* Begin Input records *
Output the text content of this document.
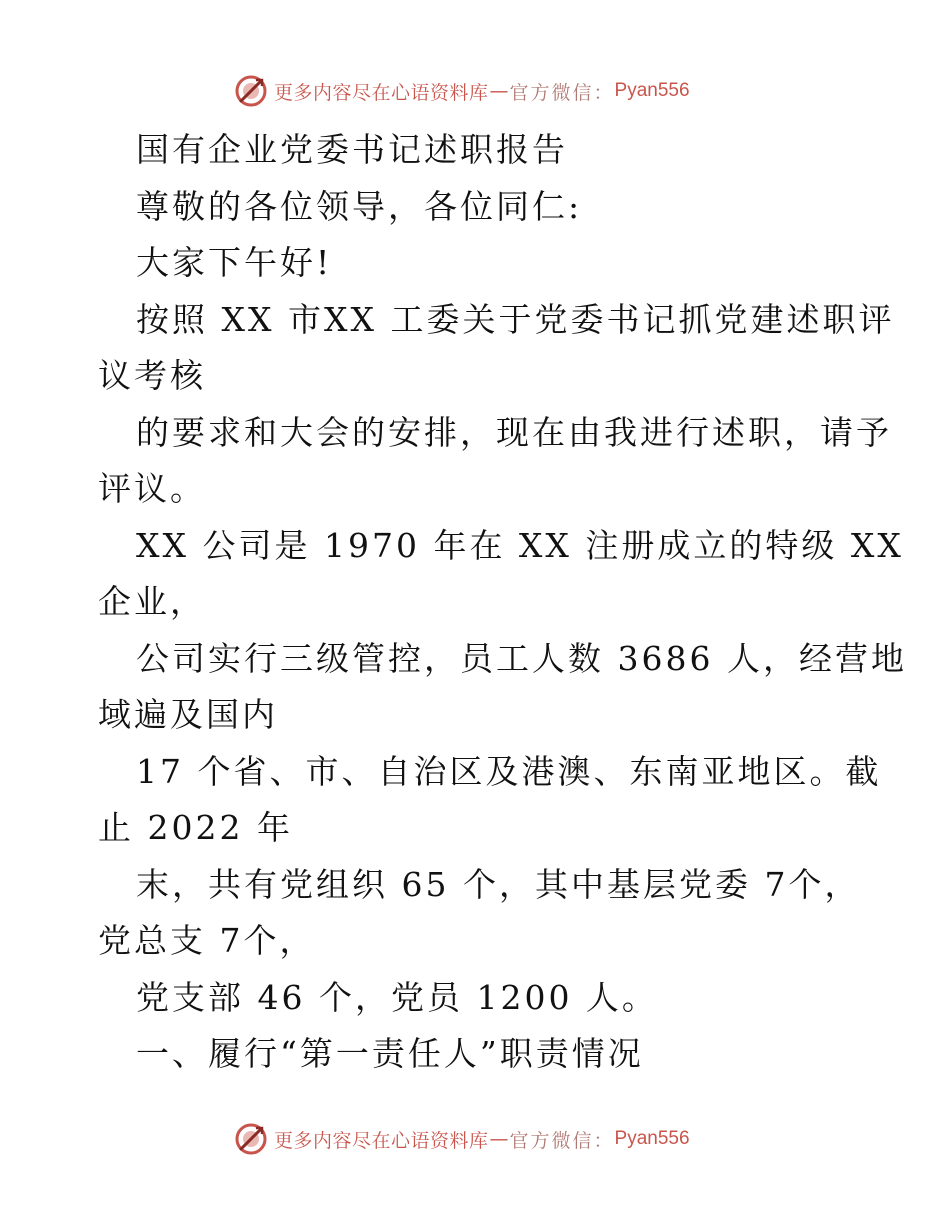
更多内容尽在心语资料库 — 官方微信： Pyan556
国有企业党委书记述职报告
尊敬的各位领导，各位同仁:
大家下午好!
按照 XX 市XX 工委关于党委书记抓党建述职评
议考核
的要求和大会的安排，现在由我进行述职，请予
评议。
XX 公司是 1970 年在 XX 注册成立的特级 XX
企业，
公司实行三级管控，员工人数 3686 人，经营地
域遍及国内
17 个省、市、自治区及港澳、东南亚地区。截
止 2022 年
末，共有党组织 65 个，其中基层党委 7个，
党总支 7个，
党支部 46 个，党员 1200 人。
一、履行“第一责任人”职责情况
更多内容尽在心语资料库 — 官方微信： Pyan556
* End Input records *
### Work to be completed
All of the material above should be reproduced exactly, except the pictures.

### Result of the exercise
Output the text content of this document.
更多内容尽在心语资料库 — 官方微信： Pyan556
国有企业党委书记述职报告
尊敬的各位领导，各位同仁:
大家下午好!
按照 XX 市XX 工委关于党委书记抓党建述职评
议考核
的要求和大会的安排，现在由我进行述职，请予
评议。
XX 公司是 1970 年在 XX 注册成立的特级 XX
企业，
公司实行三级管控，员工人数 3686 人，经营地
域遍及国内
17 个省、市、自治区及港澳、东南亚地区。截
止 2022 年
末，共有党组织 65 个，其中基层党委 7个，
党总支 7个，
党支部 46 个，党员 1200 人。
一、履行“第一责任人”职责情况
更多内容尽在心语资料库 — 官方微信： Pyan556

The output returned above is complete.